> **APPLY WHAT YOU READ**:
- A) In the reporter's notebook about El Salvador, which Salvadoran women did the writer cover in her 1984 college thesis?
- B) Carry on the reporter's notebook about El Salvador, starting right after its last sentence.

> **STUDY TEXT**:
*-*-*

Reporter’s Notebook
What The Feminist Activists in El Salvador Gave Me: Reporter’s Notebook
Editor’s Note: This investigation was produced by Futuro Investigates and Latino USA and co-published in partnership with El Faro English.
They’re fighting to free incarcerated women in a country where the definition of abortion expands to miscarriages. They gave me hope in a dark extremist time.
It was a regular winter morning in my apartment in Harlem. C my friend from El Salvador, was in my kitchen, and we were chatting over coffee.
C has been in New York City for a decade. She is a housekeeper and lives in Queens with her mom and daughter, we’re only using her first initial. Truth be told, C is a Salvadoran mensch and she knows everyone. She has her ear to the ground about all things Latino. During the last presidential election, she kept me updated on the disinformation that her friends were sharing on WhatsApp.
And that morning over coffee, out of the blue, she said: “Maria, they are putting women in prison in El Salvador.”
It was such a random thing to say between sips of café con leche so I asked her what she meant.
“If women have a miscarriage, they end up in prison,” she explained.
I took a step back and looked at her the way I’ve had before when she would repeat some misinformation she saw online.
“Are you sure that’s really happening? Are you sure that’s really true?,” I asked her.
“A friend of mine in El Salvador told me about it,” she answered.
I was intrigued.
As a journalist, you have to be prepared to find a story at any moment, at any time, even during a relaxing morning coffee. And once you hear that, you start to dig and check the facts.
The best immediate source I thought to reach out to for this was someone I know well: the daughter of former Texas Governor Ann Richards and former president of Planned Parenthood, Cecile Richards.
Richards is an icon in American feminism and reproductive justice. She’s also my friend. I texted her immediately asking if what C was telling me was really happening. To my surprise, Richards confirmed the news C broke to me. I knew then I was about to tell one of the biggest stories we’ve done for the show.
Unfortunately, that was my last text communication with Richards. She passed away in January, just weeks after I texted with her.
*****
After confirming C’s tip, it didn’t take me long to act on it. Just a couple of months later, in March, producer Monica Morales-Garcia and I landed in San Salvador.
My history with El Salvador goes way back.
In 1984, I wrote my college thesis on Salvadoran women refugees on Long Island. A few years later, in 1989, I went to El Salvador for a reporting trip, and then again in 2000.

*-*-*

Document structure recognition data
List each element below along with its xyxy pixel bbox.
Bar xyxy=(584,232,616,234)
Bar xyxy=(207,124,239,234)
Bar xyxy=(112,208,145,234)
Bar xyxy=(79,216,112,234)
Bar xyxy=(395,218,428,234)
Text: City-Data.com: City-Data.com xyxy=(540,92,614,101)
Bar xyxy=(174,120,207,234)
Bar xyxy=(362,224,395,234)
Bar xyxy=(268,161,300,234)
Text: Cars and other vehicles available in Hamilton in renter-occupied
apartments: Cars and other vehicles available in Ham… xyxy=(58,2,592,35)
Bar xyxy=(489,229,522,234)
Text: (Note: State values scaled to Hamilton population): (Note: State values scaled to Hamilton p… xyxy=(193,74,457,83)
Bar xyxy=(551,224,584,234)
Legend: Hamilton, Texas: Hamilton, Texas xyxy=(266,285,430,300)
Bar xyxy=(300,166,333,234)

*-*-*

> **RESULTS OF THE TASKS**:
- A) Salvadoran women refugees on Long Island.

- B)
This time I was there to meet a woman named Teodora Vásquez. She had complications while unexpectedly giving birth alone. Her baby died in the process. She was charged with murder and sentenced to 30 years in prison.
In El Salvador, the government believes that women force themselves to miscarry and therefore are guilty of murder. The government believes that women who deliver alone – because they are poor, live too far from a hospital, or because emergency medical services don’t go to them– choose to have their babies that way. Then, when the baby dies in the process, those women are labeled murderers.
This reporting feels especially relevant today because harsh restrictions on reproductive rights are already in place here in the United States. In Texas, for example, a woman who had a miscarriage at home was charged with tampering with evidence-human corpse when a baby was found in the trash in 2024.
(Maria Hinojosa for Futuro Investigates)
I don’t want to leave you with the impression that this story is only sad or dark. One thing I know about women in El Salvador is that they are strong.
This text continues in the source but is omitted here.